■ What the exercise asks ■
The records that follow need to be output exactly as they are.

■ Input records ■

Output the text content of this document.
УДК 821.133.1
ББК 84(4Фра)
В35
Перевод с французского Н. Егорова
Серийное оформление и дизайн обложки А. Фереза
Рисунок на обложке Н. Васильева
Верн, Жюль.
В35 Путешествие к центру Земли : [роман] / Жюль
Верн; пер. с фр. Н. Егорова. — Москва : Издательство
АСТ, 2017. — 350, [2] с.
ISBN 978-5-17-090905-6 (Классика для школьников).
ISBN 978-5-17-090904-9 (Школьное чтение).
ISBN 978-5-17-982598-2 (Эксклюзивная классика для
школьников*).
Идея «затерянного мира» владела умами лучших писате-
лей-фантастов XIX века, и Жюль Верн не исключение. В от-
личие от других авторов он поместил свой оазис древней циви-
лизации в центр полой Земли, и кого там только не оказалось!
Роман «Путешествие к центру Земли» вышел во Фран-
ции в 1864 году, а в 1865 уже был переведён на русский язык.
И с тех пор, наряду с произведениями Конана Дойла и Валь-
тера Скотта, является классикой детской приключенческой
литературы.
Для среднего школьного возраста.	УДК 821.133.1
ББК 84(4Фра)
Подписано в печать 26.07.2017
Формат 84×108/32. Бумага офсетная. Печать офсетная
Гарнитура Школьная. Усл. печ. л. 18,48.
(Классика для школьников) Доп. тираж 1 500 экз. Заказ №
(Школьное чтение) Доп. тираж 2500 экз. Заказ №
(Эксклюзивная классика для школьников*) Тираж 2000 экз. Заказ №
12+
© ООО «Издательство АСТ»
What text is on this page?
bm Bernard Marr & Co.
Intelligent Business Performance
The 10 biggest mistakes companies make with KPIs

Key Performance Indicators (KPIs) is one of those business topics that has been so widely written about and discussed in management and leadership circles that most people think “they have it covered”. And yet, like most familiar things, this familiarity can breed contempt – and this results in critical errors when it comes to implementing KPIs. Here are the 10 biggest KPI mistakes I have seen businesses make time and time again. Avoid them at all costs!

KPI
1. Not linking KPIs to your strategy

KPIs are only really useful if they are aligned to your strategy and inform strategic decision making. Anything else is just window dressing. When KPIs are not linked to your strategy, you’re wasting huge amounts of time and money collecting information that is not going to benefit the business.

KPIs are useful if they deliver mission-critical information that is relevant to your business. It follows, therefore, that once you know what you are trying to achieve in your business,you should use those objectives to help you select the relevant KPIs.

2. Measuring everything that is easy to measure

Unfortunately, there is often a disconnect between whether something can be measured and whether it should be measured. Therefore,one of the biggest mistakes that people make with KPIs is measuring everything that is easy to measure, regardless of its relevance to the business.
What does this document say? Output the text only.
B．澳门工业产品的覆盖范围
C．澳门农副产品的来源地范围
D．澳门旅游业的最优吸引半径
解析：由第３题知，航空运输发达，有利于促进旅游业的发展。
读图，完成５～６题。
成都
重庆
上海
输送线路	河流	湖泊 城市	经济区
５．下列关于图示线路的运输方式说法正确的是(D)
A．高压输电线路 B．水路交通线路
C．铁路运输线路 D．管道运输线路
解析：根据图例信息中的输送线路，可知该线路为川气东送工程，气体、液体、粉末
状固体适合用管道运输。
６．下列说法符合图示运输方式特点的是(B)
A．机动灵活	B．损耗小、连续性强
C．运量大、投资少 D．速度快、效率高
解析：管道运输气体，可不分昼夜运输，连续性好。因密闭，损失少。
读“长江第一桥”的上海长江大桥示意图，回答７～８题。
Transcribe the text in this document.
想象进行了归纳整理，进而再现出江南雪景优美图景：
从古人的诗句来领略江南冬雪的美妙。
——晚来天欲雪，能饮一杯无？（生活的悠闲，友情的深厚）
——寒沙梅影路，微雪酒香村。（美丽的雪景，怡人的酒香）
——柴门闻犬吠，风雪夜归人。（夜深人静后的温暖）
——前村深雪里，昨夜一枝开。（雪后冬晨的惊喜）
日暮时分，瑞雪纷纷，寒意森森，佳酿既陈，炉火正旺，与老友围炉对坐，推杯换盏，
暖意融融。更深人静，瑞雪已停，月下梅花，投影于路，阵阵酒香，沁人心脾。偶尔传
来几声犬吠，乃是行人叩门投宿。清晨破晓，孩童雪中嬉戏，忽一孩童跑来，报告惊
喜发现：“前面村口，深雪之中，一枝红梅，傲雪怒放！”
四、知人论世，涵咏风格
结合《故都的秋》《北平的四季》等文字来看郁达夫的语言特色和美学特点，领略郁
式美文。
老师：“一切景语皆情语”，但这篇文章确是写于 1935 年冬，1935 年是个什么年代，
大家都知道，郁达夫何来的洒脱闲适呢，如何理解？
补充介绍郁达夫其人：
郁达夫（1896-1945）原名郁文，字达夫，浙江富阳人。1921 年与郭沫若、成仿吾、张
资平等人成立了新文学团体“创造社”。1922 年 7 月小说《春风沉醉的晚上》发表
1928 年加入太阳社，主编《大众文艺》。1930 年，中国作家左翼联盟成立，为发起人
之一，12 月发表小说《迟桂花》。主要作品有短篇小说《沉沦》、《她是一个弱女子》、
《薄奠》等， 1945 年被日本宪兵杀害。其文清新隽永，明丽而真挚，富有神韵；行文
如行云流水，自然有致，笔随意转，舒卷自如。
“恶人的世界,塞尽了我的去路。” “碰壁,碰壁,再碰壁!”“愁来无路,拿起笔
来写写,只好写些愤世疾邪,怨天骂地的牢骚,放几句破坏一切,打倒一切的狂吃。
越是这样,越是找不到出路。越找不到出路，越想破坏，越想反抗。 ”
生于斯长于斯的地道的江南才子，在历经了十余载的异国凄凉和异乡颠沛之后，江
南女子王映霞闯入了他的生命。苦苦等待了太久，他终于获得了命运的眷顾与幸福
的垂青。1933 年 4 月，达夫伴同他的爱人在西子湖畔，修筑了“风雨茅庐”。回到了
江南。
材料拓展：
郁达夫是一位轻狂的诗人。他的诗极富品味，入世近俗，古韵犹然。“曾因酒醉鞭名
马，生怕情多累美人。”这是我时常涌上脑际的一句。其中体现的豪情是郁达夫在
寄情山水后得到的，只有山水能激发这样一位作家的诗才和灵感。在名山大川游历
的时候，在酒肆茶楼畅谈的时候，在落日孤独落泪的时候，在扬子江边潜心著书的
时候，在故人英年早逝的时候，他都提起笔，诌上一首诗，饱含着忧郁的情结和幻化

■ Task result ■
Output the text content of this document.
УДК 821.133.1
ББК 84(4Фра)
В35
Перевод с французского Н. Егорова
Серийное оформление и дизайн обложки А. Фереза
Рисунок на обложке Н. Васильева
Верн, Жюль.
В35 Путешествие к центру Земли : [роман] / Жюль
Верн; пер. с фр. Н. Егорова. — Москва : Издательство
АСТ, 2017. — 350, [2] с.
ISBN 978-5-17-090905-6 (Классика для школьников).
ISBN 978-5-17-090904-9 (Школьное чтение).
ISBN 978-5-17-982598-2 (Эксклюзивная классика для
школьников*).
Идея «затерянного мира» владела умами лучших писате-
лей-фантастов XIX века, и Жюль Верн не исключение. В от-
личие от других авторов он поместил свой оазис древней циви-
лизации в центр полой Земли, и кого там только не оказалось!
Роман «Путешествие к центру Земли» вышел во Фран-
ции в 1864 году, а в 1865 уже был переведён на русский язык.
И с тех пор, наряду с произведениями Конана Дойла и Валь-
тера Скотта, является классикой детской приключенческой
литературы.
Для среднего школьного возраста.	УДК 821.133.1
ББК 84(4Фра)
Подписано в печать 26.07.2017
Формат 84×108/32. Бумага офсетная. Печать офсетная
Гарнитура Школьная. Усл. печ. л. 18,48.
(Классика для школьников) Доп. тираж 1 500 экз. Заказ №
(Школьное чтение) Доп. тираж 2500 экз. Заказ №
(Эксклюзивная классика для школьников*) Тираж 2000 экз. Заказ №
12+
© ООО «Издательство АСТ»
What text is on this page?
bm Bernard Marr & Co.
Intelligent Business Performance
The 10 biggest mistakes companies make with KPIs

Key Performance Indicators (KPIs) is one of those business topics that has been so widely written about and discussed in management and leadership circles that most people think “they have it covered”. And yet, like most familiar things, this familiarity can breed contempt – and this results in critical errors when it comes to implementing KPIs. Here are the 10 biggest KPI mistakes I have seen businesses make time and time again. Avoid them at all costs!

KPI
1. Not linking KPIs to your strategy

KPIs are only really useful if they are aligned to your strategy and inform strategic decision making. Anything else is just window dressing. When KPIs are not linked to your strategy, you’re wasting huge amounts of time and money collecting information that is not going to benefit the business.

KPIs are useful if they deliver mission-critical information that is relevant to your business. It follows, therefore, that once you know what you are trying to achieve in your business,you should use those objectives to help you select the relevant KPIs.

2. Measuring everything that is easy to measure

Unfortunately, there is often a disconnect between whether something can be measured and whether it should be measured. Therefore,one of the biggest mistakes that people make with KPIs is measuring everything that is easy to measure, regardless of its relevance to the business.
What does this document say? Output the text only.
B．澳门工业产品的覆盖范围
C．澳门农副产品的来源地范围
D．澳门旅游业的最优吸引半径
解析：由第３题知，航空运输发达，有利于促进旅游业的发展。
读图，完成５～６题。
成都
重庆
上海
输送线路	河流	湖泊 城市	经济区
５．下列关于图示线路的运输方式说法正确的是(D)
A．高压输电线路 B．水路交通线路
C．铁路运输线路 D．管道运输线路
解析：根据图例信息中的输送线路，可知该线路为川气东送工程，气体、液体、粉末
状固体适合用管道运输。
６．下列说法符合图示运输方式特点的是(B)
A．机动灵活	B．损耗小、连续性强
C．运量大、投资少 D．速度快、效率高
解析：管道运输气体，可不分昼夜运输，连续性好。因密闭，损失少。
读“长江第一桥”的上海长江大桥示意图，回答７～８题。
Transcribe the text in this document.
想象进行了归纳整理，进而再现出江南雪景优美图景：
从古人的诗句来领略江南冬雪的美妙。
——晚来天欲雪，能饮一杯无？（生活的悠闲，友情的深厚）
——寒沙梅影路，微雪酒香村。（美丽的雪景，怡人的酒香）
——柴门闻犬吠，风雪夜归人。（夜深人静后的温暖）
——前村深雪里，昨夜一枝开。（雪后冬晨的惊喜）
日暮时分，瑞雪纷纷，寒意森森，佳酿既陈，炉火正旺，与老友围炉对坐，推杯换盏，
暖意融融。更深人静，瑞雪已停，月下梅花，投影于路，阵阵酒香，沁人心脾。偶尔传
来几声犬吠，乃是行人叩门投宿。清晨破晓，孩童雪中嬉戏，忽一孩童跑来，报告惊
喜发现：“前面村口，深雪之中，一枝红梅，傲雪怒放！”
四、知人论世，涵咏风格
结合《故都的秋》《北平的四季》等文字来看郁达夫的语言特色和美学特点，领略郁
式美文。
老师：“一切景语皆情语”，但这篇文章确是写于 1935 年冬，1935 年是个什么年代，
大家都知道，郁达夫何来的洒脱闲适呢，如何理解？
补充介绍郁达夫其人：
郁达夫（1896-1945）原名郁文，字达夫，浙江富阳人。1921 年与郭沫若、成仿吾、张
资平等人成立了新文学团体“创造社”。1922 年 7 月小说《春风沉醉的晚上》发表
1928 年加入太阳社，主编《大众文艺》。1930 年，中国作家左翼联盟成立，为发起人
之一，12 月发表小说《迟桂花》。主要作品有短篇小说《沉沦》、《她是一个弱女子》、
《薄奠》等， 1945 年被日本宪兵杀害。其文清新隽永，明丽而真挚，富有神韵；行文
如行云流水，自然有致，笔随意转，舒卷自如。
“恶人的世界,塞尽了我的去路。” “碰壁,碰壁,再碰壁!”“愁来无路,拿起笔
来写写,只好写些愤世疾邪,怨天骂地的牢骚,放几句破坏一切,打倒一切的狂吃。
越是这样,越是找不到出路。越找不到出路，越想破坏，越想反抗。 ”
生于斯长于斯的地道的江南才子，在历经了十余载的异国凄凉和异乡颠沛之后，江
南女子王映霞闯入了他的生命。苦苦等待了太久，他终于获得了命运的眷顾与幸福
的垂青。1933 年 4 月，达夫伴同他的爱人在西子湖畔，修筑了“风雨茅庐”。回到了
江南。
材料拓展：
郁达夫是一位轻狂的诗人。他的诗极富品味，入世近俗，古韵犹然。“曾因酒醉鞭名
马，生怕情多累美人。”这是我时常涌上脑际的一句。其中体现的豪情是郁达夫在
寄情山水后得到的，只有山水能激发这样一位作家的诗才和灵感。在名山大川游历
的时候，在酒肆茶楼畅谈的时候，在落日孤独落泪的时候，在扬子江边潜心著书的
时候，在故人英年早逝的时候，他都提起笔，诌上一首诗，饱含着忧郁的情结和幻化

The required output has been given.